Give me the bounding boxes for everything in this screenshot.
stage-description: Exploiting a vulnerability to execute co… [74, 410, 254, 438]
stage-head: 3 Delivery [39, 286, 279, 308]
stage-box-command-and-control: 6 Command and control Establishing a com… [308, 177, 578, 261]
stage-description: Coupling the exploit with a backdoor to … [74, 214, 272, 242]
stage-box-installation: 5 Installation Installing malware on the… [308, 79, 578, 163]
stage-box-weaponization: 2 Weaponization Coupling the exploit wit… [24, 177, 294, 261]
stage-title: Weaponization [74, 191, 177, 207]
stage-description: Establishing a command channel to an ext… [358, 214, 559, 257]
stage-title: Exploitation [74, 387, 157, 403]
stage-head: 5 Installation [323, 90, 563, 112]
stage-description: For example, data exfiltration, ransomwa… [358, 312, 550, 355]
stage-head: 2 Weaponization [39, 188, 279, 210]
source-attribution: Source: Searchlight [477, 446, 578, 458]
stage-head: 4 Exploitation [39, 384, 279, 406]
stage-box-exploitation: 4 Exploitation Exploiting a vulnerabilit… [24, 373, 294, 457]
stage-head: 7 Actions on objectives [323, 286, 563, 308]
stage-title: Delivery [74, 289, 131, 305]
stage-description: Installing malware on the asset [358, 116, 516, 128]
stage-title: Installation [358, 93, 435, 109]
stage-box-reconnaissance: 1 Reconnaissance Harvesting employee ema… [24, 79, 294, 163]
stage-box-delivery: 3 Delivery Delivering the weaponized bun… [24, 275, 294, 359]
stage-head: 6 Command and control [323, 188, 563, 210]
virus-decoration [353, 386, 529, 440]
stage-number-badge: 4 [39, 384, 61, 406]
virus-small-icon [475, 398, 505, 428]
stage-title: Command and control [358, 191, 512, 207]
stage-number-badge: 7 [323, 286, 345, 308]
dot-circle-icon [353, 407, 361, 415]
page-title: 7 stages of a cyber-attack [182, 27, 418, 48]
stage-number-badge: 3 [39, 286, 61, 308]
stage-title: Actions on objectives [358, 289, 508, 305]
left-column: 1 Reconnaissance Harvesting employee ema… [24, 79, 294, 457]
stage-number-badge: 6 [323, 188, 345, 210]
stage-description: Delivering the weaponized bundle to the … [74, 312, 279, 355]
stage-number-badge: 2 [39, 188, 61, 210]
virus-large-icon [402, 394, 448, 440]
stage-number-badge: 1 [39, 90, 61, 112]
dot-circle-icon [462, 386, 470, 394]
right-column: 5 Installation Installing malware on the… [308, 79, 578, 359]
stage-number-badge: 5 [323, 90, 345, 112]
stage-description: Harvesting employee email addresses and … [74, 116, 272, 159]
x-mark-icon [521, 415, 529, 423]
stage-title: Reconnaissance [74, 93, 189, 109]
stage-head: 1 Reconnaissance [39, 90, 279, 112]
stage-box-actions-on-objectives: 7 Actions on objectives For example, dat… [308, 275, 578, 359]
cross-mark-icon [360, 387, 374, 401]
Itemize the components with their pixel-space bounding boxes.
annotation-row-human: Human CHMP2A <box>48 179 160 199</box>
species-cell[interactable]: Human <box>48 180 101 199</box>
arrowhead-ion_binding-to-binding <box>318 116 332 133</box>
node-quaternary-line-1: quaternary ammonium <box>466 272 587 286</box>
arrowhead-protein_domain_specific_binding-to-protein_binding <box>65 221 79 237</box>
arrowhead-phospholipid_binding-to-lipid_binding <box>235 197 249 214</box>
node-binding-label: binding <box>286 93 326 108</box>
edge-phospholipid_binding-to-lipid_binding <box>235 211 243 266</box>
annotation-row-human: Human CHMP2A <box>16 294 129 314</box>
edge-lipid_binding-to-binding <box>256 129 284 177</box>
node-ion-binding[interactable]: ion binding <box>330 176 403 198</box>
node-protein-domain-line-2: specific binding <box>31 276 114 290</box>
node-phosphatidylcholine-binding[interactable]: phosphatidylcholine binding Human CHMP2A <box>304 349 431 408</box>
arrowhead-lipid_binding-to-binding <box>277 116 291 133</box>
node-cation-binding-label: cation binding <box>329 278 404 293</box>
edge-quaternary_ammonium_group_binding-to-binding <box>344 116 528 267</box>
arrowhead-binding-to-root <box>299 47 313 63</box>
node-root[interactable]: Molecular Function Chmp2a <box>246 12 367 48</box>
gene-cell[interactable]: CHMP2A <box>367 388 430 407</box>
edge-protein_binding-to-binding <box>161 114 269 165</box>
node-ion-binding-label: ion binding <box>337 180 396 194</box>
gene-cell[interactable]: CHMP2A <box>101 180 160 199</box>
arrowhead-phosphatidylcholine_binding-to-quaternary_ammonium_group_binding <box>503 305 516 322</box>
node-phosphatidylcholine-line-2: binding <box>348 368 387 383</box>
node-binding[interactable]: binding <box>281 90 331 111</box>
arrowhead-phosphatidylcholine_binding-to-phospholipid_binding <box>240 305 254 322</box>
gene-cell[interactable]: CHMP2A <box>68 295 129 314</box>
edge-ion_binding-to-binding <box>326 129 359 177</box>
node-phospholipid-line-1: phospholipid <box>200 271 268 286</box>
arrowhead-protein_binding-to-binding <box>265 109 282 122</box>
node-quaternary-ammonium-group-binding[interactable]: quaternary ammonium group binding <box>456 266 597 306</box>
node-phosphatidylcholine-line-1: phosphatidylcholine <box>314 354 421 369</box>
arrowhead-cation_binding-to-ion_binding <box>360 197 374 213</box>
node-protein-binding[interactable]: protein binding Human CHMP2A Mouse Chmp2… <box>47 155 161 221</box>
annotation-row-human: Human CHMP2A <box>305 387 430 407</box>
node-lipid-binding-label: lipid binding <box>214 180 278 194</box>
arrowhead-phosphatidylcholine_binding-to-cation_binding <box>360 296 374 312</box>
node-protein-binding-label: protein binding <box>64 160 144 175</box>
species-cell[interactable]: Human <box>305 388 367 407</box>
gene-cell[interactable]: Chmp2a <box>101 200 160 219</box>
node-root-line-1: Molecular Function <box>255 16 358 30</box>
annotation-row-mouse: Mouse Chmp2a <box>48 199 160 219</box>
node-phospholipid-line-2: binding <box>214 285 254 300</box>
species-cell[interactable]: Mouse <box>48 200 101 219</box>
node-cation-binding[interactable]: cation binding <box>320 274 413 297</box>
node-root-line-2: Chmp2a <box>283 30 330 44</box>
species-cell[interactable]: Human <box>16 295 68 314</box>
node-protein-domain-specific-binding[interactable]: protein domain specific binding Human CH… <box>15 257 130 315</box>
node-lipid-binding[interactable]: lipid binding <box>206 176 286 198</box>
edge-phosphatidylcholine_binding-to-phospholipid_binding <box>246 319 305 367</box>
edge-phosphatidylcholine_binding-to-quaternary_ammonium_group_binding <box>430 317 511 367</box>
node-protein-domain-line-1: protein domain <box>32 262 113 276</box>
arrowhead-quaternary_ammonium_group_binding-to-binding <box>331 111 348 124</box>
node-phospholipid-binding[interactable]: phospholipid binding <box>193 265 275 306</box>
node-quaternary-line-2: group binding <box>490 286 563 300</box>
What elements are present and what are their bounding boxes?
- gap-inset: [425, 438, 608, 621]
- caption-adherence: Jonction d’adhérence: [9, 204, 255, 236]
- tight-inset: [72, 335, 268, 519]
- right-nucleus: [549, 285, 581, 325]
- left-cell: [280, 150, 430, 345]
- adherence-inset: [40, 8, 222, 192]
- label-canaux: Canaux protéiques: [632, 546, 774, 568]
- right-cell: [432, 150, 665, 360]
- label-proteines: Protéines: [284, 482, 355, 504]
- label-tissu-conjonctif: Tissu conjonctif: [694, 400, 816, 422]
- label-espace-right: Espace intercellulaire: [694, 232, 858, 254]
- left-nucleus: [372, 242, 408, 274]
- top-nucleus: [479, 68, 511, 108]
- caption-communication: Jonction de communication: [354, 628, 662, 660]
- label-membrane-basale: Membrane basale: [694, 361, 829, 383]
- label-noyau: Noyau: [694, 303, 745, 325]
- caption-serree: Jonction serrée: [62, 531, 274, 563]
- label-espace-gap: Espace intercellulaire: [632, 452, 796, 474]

■ Exercise instructions ■
Beginning at the line with "What elements are" and ending at the last line of the entries, print every line exactly.

■ Answer area ■
What elements are present and what are their bounding boxes?
- gap-inset: [425, 438, 608, 621]
- caption-adherence: Jonction d’adhérence: [9, 204, 255, 236]
- tight-inset: [72, 335, 268, 519]
- right-nucleus: [549, 285, 581, 325]
- left-cell: [280, 150, 430, 345]
- adherence-inset: [40, 8, 222, 192]
- label-canaux: Canaux protéiques: [632, 546, 774, 568]
- right-cell: [432, 150, 665, 360]
- label-proteines: Protéines: [284, 482, 355, 504]
- label-tissu-conjonctif: Tissu conjonctif: [694, 400, 816, 422]
- label-espace-right: Espace intercellulaire: [694, 232, 858, 254]
- left-nucleus: [372, 242, 408, 274]
- top-nucleus: [479, 68, 511, 108]
- caption-communication: Jonction de communication: [354, 628, 662, 660]
- label-membrane-basale: Membrane basale: [694, 361, 829, 383]
- label-noyau: Noyau: [694, 303, 745, 325]
- caption-serree: Jonction serrée: [62, 531, 274, 563]
- label-espace-gap: Espace intercellulaire: [632, 452, 796, 474]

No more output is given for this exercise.